• _REQUIRED TASK_
Extract every line of the records below verbatim, changing nothing.

• _PROVIDED DATA_
*****

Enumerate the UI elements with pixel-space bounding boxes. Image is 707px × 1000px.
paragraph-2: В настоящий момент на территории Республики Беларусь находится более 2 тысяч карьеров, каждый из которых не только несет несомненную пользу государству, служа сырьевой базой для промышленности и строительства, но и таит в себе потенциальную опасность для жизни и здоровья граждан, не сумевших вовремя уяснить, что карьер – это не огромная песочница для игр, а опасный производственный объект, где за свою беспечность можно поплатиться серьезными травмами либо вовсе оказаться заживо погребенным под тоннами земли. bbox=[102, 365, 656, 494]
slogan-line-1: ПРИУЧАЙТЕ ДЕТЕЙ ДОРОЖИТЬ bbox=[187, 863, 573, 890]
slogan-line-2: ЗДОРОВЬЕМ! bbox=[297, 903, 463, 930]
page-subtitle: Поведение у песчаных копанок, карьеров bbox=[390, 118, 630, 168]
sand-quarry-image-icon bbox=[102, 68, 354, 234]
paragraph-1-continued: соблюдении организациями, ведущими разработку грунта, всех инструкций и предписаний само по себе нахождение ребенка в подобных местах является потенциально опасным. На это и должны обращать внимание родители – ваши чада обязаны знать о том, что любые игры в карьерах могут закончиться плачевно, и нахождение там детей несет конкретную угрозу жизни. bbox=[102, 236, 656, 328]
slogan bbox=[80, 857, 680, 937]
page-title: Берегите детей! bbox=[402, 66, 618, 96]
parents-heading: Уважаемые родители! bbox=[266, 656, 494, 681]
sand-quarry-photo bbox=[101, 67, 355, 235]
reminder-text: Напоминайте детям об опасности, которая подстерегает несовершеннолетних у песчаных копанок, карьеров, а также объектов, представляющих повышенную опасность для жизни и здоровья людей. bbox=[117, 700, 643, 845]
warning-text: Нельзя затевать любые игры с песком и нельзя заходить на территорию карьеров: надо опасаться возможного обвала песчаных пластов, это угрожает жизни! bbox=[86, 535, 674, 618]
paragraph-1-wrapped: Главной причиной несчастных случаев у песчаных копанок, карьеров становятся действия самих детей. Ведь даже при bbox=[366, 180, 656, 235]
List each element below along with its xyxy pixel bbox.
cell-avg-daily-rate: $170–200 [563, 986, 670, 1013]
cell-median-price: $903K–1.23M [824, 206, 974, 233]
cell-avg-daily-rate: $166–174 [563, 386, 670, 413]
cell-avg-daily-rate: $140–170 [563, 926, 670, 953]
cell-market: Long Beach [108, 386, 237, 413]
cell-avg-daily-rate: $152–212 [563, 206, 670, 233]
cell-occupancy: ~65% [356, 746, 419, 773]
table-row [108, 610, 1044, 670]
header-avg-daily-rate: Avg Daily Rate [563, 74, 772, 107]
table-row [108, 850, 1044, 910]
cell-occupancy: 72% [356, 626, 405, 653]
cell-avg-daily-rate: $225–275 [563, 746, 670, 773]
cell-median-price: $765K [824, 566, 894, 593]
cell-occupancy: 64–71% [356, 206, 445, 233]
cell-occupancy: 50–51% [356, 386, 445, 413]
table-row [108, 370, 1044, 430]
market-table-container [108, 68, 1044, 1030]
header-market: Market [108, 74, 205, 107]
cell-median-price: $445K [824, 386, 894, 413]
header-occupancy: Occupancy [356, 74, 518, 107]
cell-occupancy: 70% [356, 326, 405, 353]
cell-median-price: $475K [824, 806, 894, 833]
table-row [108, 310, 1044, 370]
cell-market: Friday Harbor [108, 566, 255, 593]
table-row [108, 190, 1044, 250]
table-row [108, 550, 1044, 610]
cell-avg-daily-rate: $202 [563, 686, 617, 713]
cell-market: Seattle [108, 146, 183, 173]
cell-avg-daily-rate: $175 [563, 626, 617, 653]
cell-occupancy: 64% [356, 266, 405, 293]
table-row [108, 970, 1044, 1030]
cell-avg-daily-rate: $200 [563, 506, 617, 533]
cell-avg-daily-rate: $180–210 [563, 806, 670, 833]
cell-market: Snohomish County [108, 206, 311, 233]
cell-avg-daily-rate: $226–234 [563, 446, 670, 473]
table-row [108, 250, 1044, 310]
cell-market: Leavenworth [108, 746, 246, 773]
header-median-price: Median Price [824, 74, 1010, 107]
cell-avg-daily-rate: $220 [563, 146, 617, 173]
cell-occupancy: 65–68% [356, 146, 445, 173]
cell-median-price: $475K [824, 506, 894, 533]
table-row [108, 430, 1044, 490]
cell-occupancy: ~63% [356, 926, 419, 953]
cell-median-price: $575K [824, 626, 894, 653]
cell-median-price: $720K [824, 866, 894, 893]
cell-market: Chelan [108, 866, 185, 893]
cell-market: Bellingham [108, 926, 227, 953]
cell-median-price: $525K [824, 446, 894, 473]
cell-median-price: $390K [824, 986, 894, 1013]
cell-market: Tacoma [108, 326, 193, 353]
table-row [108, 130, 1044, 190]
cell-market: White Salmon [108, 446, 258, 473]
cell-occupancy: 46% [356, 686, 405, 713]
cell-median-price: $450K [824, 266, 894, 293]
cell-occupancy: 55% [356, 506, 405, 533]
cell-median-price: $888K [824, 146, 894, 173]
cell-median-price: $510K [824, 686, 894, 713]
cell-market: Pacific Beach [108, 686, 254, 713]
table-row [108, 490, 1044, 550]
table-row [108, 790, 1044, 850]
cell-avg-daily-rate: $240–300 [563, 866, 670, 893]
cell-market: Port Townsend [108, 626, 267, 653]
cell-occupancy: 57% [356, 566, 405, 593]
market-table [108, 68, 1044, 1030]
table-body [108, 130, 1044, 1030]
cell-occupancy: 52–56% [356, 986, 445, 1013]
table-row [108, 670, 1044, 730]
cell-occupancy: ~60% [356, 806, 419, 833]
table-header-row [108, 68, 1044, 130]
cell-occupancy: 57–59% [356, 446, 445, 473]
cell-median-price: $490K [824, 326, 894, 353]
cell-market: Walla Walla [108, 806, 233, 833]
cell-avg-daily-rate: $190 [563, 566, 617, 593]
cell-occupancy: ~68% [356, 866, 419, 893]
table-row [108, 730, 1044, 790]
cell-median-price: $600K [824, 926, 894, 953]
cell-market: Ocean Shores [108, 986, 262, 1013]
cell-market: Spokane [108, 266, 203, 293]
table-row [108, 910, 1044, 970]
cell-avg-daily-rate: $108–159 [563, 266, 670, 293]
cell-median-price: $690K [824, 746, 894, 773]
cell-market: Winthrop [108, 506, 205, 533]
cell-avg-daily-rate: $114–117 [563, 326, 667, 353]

*****

• _RESULT OF THIS TASK_
Enumerate the UI elements with pixel-space bounding boxes. Image is 707px × 1000px.
paragraph-2: В настоящий момент на территории Республики Беларусь находится более 2 тысяч карьеров, каждый из которых не только несет несомненную пользу государству, служа сырьевой базой для промышленности и строительства, но и таит в себе потенциальную опасность для жизни и здоровья граждан, не сумевших вовремя уяснить, что карьер – это не огромная песочница для игр, а опасный производственный объект, где за свою беспечность можно поплатиться серьезными травмами либо вовсе оказаться заживо погребенным под тоннами земли. bbox=[102, 365, 656, 494]
slogan-line-1: ПРИУЧАЙТЕ ДЕТЕЙ ДОРОЖИТЬ bbox=[187, 863, 573, 890]
slogan-line-2: ЗДОРОВЬЕМ! bbox=[297, 903, 463, 930]
page-subtitle: Поведение у песчаных копанок, карьеров bbox=[390, 118, 630, 168]
sand-quarry-image-icon bbox=[102, 68, 354, 234]
paragraph-1-continued: соблюдении организациями, ведущими разработку грунта, всех инструкций и предписаний само по себе нахождение ребенка в подобных местах является потенциально опасным. На это и должны обращать внимание родители – ваши чада обязаны знать о том, что любые игры в карьерах могут закончиться плачевно, и нахождение там детей несет конкретную угрозу жизни. bbox=[102, 236, 656, 328]
slogan bbox=[80, 857, 680, 937]
page-title: Берегите детей! bbox=[402, 66, 618, 96]
parents-heading: Уважаемые родители! bbox=[266, 656, 494, 681]
sand-quarry-photo bbox=[101, 67, 355, 235]
reminder-text: Напоминайте детям об опасности, которая подстерегает несовершеннолетних у песчаных копанок, карьеров, а также объектов, представляющих повышенную опасность для жизни и здоровья людей. bbox=[117, 700, 643, 845]
warning-text: Нельзя затевать любые игры с песком и нельзя заходить на территорию карьеров: надо опасаться возможного обвала песчаных пластов, это угрожает жизни! bbox=[86, 535, 674, 618]
paragraph-1-wrapped: Главной причиной несчастных случаев у песчаных копанок, карьеров становятся действия самих детей. Ведь даже при bbox=[366, 180, 656, 235]
List each element below along with its xyxy pixel bbox.
cell-avg-daily-rate: $170–200 [563, 986, 670, 1013]
cell-median-price: $903K–1.23M [824, 206, 974, 233]
cell-avg-daily-rate: $166–174 [563, 386, 670, 413]
cell-avg-daily-rate: $140–170 [563, 926, 670, 953]
cell-market: Long Beach [108, 386, 237, 413]
cell-avg-daily-rate: $152–212 [563, 206, 670, 233]
cell-occupancy: ~65% [356, 746, 419, 773]
table-row [108, 610, 1044, 670]
header-avg-daily-rate: Avg Daily Rate [563, 74, 772, 107]
table-row [108, 850, 1044, 910]
cell-occupancy: 72% [356, 626, 405, 653]
cell-avg-daily-rate: $225–275 [563, 746, 670, 773]
cell-median-price: $765K [824, 566, 894, 593]
cell-occupancy: 64–71% [356, 206, 445, 233]
cell-occupancy: 50–51% [356, 386, 445, 413]
table-row [108, 370, 1044, 430]
market-table-container [108, 68, 1044, 1030]
header-market: Market [108, 74, 205, 107]
cell-median-price: $445K [824, 386, 894, 413]
header-occupancy: Occupancy [356, 74, 518, 107]
cell-occupancy: 70% [356, 326, 405, 353]
cell-median-price: $475K [824, 806, 894, 833]
table-row [108, 310, 1044, 370]
cell-market: Friday Harbor [108, 566, 255, 593]
table-row [108, 190, 1044, 250]
table-row [108, 550, 1044, 610]
cell-avg-daily-rate: $202 [563, 686, 617, 713]
cell-market: Seattle [108, 146, 183, 173]
cell-avg-daily-rate: $175 [563, 626, 617, 653]
cell-occupancy: 64% [356, 266, 405, 293]
table-row [108, 970, 1044, 1030]
cell-avg-daily-rate: $200 [563, 506, 617, 533]
cell-avg-daily-rate: $180–210 [563, 806, 670, 833]
cell-market: Snohomish County [108, 206, 311, 233]
cell-avg-daily-rate: $226–234 [563, 446, 670, 473]
table-row [108, 250, 1044, 310]
cell-market: Leavenworth [108, 746, 246, 773]
header-median-price: Median Price [824, 74, 1010, 107]
cell-avg-daily-rate: $220 [563, 146, 617, 173]
cell-occupancy: 65–68% [356, 146, 445, 173]
cell-median-price: $475K [824, 506, 894, 533]
table-row [108, 430, 1044, 490]
cell-occupancy: ~63% [356, 926, 419, 953]
cell-median-price: $575K [824, 626, 894, 653]
cell-median-price: $720K [824, 866, 894, 893]
cell-market: Chelan [108, 866, 185, 893]
cell-market: Bellingham [108, 926, 227, 953]
cell-median-price: $525K [824, 446, 894, 473]
cell-median-price: $390K [824, 986, 894, 1013]
cell-market: Tacoma [108, 326, 193, 353]
table-row [108, 130, 1044, 190]
cell-market: White Salmon [108, 446, 258, 473]
cell-occupancy: 46% [356, 686, 405, 713]
cell-median-price: $450K [824, 266, 894, 293]
cell-occupancy: 55% [356, 506, 405, 533]
cell-median-price: $888K [824, 146, 894, 173]
cell-median-price: $510K [824, 686, 894, 713]
cell-market: Pacific Beach [108, 686, 254, 713]
table-row [108, 490, 1044, 550]
table-row [108, 790, 1044, 850]
cell-avg-daily-rate: $240–300 [563, 866, 670, 893]
cell-market: Port Townsend [108, 626, 267, 653]
cell-occupancy: 57% [356, 566, 405, 593]
market-table [108, 68, 1044, 1030]
table-body [108, 130, 1044, 1030]
cell-occupancy: 52–56% [356, 986, 445, 1013]
table-row [108, 670, 1044, 730]
cell-occupancy: ~60% [356, 806, 419, 833]
table-header-row [108, 68, 1044, 130]
cell-occupancy: 57–59% [356, 446, 445, 473]
cell-median-price: $490K [824, 326, 894, 353]
cell-market: Walla Walla [108, 806, 233, 833]
cell-avg-daily-rate: $190 [563, 566, 617, 593]
cell-occupancy: ~68% [356, 866, 419, 893]
table-row [108, 730, 1044, 790]
cell-median-price: $600K [824, 926, 894, 953]
cell-market: Ocean Shores [108, 986, 262, 1013]
cell-market: Spokane [108, 266, 203, 293]
table-row [108, 910, 1044, 970]
cell-avg-daily-rate: $108–159 [563, 266, 670, 293]
cell-median-price: $690K [824, 746, 894, 773]
cell-market: Winthrop [108, 506, 205, 533]
cell-avg-daily-rate: $114–117 [563, 326, 667, 353]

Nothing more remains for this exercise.